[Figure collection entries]
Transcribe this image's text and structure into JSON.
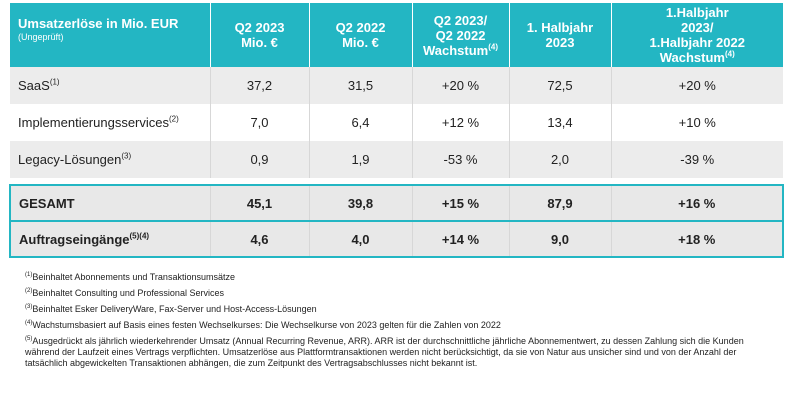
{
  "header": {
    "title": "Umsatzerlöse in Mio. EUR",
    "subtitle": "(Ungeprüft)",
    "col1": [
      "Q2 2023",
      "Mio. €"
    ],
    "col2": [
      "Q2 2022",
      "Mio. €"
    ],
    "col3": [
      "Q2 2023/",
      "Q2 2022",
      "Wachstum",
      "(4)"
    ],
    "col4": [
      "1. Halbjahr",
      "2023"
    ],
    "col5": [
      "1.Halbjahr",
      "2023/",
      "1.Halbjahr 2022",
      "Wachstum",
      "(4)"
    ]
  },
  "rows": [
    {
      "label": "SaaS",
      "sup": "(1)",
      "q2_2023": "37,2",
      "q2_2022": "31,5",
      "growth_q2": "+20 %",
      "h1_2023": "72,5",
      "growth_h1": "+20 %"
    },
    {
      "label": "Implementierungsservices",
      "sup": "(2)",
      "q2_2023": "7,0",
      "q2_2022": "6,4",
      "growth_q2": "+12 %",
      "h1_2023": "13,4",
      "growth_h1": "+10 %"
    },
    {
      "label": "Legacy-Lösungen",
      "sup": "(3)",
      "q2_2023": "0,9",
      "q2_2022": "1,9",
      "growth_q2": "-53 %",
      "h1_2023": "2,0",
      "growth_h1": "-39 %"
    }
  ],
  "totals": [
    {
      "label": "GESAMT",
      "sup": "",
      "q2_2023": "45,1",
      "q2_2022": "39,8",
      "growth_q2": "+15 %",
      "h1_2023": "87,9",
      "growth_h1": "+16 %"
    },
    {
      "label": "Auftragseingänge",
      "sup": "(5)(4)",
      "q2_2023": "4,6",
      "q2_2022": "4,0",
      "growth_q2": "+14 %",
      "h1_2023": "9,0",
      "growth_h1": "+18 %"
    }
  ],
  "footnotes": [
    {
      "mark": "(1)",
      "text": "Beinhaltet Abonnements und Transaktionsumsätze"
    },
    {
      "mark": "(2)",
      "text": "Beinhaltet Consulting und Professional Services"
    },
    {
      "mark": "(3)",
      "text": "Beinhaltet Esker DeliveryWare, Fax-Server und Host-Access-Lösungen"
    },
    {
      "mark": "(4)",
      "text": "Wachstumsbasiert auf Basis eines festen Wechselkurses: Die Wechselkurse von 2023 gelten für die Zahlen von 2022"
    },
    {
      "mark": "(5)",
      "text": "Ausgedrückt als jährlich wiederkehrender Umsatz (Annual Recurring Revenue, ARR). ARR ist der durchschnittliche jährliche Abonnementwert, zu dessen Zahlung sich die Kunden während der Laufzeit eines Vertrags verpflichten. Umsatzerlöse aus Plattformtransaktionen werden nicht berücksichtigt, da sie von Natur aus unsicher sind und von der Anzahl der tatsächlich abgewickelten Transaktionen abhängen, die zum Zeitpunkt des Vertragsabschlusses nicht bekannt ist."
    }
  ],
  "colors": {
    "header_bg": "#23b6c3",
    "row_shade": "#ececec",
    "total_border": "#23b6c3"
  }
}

==

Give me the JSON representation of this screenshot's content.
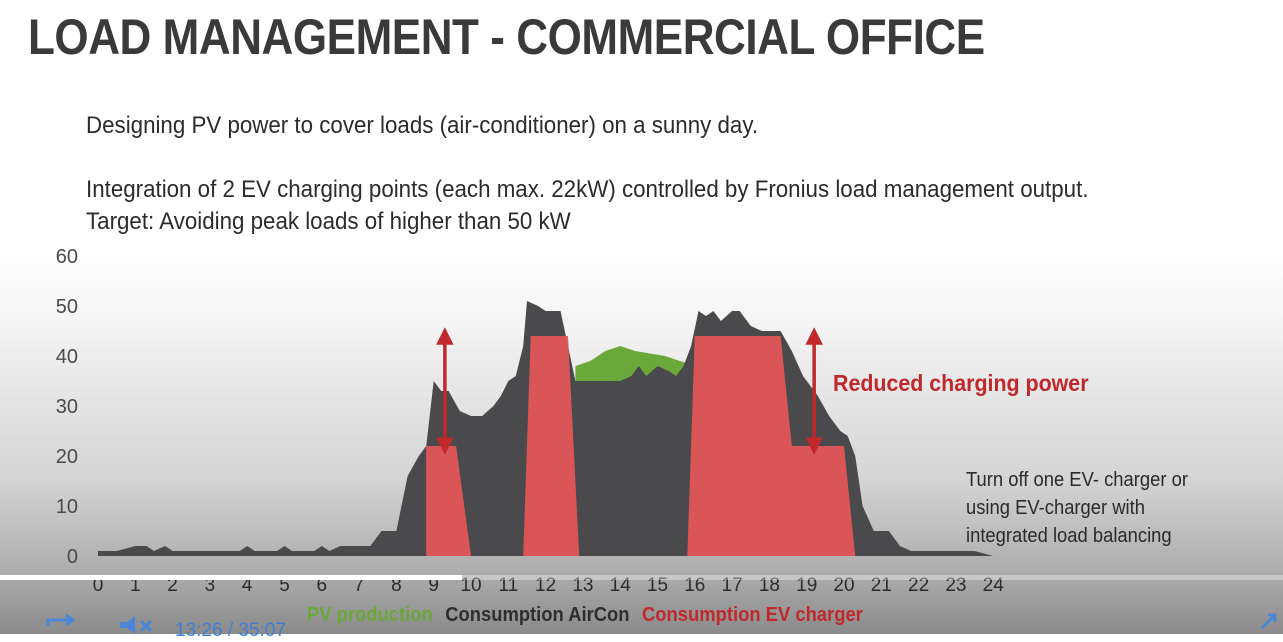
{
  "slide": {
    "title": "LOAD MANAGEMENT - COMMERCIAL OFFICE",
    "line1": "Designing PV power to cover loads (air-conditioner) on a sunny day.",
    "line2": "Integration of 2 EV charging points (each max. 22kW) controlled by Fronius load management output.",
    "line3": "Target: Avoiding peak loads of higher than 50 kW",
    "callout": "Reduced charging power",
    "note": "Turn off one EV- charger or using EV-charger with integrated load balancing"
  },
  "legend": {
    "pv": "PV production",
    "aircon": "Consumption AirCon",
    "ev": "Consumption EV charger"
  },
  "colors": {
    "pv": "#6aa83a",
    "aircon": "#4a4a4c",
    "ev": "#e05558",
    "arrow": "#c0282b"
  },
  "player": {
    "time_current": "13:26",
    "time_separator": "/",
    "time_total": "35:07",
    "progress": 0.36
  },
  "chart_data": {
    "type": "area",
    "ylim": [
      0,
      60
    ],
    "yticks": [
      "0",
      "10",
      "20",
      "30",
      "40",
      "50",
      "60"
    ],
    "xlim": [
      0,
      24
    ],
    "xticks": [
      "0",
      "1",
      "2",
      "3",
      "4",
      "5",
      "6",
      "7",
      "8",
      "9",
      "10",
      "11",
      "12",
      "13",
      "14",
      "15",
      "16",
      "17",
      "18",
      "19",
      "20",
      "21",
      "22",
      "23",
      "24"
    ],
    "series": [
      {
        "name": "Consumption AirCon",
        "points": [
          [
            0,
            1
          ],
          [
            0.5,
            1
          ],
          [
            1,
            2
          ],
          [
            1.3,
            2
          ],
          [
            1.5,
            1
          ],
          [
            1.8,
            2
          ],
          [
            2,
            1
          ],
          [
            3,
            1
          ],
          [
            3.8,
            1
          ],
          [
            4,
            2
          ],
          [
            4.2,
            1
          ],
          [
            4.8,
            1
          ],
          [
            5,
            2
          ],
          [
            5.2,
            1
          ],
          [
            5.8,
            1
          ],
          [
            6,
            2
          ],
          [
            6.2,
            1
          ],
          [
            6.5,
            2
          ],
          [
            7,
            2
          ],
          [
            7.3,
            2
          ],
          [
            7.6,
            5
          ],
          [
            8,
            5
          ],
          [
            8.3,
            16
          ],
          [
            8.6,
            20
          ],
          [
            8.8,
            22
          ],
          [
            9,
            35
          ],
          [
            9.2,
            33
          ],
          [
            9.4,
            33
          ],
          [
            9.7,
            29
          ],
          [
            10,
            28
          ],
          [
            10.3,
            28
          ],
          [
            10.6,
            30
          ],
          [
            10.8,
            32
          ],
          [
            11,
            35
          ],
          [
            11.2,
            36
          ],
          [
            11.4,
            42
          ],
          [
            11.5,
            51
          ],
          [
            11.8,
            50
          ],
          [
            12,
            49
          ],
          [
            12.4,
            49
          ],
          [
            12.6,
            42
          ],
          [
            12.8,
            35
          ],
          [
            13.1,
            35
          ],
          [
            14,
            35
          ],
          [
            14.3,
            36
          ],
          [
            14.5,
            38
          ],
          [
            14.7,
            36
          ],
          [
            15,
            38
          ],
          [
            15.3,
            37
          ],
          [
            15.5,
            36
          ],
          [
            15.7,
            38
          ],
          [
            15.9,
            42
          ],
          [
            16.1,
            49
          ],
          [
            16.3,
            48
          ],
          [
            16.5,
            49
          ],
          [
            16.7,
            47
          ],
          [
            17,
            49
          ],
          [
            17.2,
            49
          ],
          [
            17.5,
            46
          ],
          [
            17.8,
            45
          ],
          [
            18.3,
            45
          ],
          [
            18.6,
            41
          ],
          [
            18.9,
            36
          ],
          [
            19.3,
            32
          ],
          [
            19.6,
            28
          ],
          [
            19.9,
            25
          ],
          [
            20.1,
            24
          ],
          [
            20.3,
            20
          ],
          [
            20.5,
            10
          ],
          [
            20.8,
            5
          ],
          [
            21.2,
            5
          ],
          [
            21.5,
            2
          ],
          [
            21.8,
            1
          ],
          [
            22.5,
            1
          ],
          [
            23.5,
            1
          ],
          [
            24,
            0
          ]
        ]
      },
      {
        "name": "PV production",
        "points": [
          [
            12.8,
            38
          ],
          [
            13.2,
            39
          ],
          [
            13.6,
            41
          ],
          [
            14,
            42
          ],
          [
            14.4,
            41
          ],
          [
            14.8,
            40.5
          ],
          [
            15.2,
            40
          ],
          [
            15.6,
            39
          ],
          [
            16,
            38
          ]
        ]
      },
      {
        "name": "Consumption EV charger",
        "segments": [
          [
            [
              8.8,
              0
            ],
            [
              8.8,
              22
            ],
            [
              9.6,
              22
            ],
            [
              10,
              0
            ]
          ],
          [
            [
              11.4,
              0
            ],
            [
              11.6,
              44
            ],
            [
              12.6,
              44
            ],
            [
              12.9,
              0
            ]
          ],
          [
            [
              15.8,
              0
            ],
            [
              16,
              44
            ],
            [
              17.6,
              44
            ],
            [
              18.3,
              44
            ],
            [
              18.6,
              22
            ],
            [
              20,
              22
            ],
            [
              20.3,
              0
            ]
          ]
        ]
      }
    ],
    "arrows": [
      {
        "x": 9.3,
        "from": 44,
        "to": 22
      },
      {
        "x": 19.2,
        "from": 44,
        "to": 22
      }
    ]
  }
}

(WHAT YOU WILL DO): Single out each line of the records above with the string "power" in it, and copy it.

(FINISHED ANSWER):
    "line1": "Designing PV power to cover loads (air-conditioner) on a sunny day.",
    "callout": "Reduced charging power",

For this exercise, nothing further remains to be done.